> Exercise description: Each line containing the word "tagline" should be found and copied.

[START OF Excerpted records]

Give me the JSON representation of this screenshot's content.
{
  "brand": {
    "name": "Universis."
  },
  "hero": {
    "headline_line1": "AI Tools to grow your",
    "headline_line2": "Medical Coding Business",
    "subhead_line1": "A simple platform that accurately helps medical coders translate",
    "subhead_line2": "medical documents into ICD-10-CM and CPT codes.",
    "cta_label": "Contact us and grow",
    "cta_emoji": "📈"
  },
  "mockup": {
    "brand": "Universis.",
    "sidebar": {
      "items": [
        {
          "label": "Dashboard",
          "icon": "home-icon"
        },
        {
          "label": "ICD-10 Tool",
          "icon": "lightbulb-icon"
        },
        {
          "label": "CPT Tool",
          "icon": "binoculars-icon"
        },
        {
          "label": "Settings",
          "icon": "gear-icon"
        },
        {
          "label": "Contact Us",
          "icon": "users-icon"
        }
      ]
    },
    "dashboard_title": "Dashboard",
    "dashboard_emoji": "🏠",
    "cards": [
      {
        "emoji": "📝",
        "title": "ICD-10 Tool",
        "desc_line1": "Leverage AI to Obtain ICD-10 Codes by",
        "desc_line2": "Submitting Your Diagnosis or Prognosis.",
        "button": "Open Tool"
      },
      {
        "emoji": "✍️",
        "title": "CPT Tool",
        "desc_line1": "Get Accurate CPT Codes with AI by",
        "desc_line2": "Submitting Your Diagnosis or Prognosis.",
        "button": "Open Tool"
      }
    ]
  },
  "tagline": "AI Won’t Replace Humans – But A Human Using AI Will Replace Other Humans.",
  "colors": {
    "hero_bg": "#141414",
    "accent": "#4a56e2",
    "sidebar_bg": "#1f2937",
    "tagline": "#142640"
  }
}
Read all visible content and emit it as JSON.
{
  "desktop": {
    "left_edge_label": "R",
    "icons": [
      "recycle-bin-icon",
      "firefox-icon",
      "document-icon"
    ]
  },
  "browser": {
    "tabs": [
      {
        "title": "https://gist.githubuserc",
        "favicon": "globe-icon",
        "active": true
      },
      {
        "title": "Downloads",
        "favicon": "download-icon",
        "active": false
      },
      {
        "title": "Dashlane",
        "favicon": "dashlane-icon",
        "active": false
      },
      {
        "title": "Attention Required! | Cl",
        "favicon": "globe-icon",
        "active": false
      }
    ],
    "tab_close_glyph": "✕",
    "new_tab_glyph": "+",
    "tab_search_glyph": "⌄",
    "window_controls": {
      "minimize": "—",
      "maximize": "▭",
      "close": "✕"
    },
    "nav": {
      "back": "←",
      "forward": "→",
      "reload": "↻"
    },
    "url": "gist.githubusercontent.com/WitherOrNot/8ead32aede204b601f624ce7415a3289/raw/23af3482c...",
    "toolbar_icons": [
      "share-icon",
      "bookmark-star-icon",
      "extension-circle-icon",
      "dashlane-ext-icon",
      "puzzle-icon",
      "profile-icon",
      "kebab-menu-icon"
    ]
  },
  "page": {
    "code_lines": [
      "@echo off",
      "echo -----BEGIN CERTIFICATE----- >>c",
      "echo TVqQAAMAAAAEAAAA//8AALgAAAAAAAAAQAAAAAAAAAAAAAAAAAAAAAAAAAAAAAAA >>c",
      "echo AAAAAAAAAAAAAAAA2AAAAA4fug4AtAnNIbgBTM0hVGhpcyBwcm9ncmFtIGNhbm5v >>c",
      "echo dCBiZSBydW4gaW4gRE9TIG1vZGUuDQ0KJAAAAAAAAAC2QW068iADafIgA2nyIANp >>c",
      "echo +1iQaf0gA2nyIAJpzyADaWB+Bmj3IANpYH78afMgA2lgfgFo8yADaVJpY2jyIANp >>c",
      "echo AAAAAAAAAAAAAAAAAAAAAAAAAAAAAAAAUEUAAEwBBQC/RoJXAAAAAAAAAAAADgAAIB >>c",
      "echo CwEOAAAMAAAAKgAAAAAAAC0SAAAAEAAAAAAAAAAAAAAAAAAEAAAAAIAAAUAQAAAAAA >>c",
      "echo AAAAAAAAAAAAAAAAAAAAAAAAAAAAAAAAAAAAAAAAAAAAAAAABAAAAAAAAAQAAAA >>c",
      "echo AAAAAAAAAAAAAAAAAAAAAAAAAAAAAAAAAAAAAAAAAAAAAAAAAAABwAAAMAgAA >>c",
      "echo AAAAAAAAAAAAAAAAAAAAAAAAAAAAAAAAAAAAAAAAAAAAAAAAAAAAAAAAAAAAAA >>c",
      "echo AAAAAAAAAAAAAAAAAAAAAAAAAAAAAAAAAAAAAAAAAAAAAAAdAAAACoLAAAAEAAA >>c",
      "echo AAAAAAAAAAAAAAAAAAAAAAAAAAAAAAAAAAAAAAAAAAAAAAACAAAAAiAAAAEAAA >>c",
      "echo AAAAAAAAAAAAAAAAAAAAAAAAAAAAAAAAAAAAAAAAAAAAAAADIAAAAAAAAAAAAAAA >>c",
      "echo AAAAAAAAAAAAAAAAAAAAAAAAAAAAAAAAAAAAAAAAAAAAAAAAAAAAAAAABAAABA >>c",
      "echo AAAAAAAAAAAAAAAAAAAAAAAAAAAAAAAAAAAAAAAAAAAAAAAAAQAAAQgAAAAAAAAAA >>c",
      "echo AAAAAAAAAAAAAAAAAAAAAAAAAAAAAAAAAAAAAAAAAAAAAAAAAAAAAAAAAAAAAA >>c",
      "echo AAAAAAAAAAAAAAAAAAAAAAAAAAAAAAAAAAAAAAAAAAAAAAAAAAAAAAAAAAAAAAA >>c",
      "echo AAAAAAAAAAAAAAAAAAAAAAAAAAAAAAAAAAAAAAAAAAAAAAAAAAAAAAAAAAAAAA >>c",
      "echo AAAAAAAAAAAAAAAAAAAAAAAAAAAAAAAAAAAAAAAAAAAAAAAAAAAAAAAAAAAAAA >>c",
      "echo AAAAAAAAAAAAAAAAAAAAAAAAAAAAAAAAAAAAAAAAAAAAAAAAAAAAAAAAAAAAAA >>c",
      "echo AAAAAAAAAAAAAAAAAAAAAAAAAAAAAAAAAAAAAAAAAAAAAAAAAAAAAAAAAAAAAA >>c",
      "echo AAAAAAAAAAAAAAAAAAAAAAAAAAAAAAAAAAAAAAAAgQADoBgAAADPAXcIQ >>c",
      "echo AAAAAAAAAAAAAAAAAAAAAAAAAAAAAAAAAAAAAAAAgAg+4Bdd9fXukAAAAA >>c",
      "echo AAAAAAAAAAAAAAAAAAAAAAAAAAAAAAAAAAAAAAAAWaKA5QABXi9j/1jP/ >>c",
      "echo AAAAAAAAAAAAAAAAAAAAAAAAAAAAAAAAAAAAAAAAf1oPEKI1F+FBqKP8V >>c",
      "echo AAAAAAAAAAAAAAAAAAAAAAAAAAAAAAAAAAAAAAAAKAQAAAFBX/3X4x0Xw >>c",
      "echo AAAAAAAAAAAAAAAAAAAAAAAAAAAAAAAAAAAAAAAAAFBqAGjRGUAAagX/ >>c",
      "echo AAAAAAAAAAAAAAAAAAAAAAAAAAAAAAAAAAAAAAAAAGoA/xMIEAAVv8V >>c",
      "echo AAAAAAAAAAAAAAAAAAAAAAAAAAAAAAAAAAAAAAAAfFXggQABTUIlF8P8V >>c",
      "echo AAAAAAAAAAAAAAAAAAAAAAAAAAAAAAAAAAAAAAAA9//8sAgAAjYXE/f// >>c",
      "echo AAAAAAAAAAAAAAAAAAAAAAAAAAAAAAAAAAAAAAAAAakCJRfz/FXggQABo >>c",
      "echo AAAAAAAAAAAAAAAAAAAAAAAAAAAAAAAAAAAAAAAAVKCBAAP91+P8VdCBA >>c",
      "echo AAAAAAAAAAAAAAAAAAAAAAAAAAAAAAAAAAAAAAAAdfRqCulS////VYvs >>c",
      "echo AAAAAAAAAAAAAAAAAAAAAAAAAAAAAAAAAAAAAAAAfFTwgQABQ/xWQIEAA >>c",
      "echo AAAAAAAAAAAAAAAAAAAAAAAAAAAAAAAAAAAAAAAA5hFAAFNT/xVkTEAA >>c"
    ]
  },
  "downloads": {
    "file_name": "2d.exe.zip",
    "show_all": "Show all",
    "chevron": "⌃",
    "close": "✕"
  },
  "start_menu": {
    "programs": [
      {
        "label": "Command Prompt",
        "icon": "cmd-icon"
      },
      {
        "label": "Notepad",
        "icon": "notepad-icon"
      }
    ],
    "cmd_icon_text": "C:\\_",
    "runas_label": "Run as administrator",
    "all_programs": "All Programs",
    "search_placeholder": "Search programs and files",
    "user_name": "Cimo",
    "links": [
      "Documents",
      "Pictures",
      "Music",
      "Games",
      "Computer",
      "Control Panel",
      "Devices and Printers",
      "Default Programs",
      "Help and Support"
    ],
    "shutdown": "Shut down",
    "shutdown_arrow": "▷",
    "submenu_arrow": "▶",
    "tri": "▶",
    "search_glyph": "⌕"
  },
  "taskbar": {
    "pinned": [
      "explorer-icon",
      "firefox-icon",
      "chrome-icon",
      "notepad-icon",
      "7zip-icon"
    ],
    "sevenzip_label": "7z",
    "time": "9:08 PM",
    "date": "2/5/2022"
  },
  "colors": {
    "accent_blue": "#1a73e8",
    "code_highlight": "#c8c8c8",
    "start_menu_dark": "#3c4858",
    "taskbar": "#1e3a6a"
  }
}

[END OF Excerpted records]

> Correct result:
  "tagline": "AI Won’t Replace Humans – But A Human Using AI Will Replace Other Humans.",
    "tagline": "#142640"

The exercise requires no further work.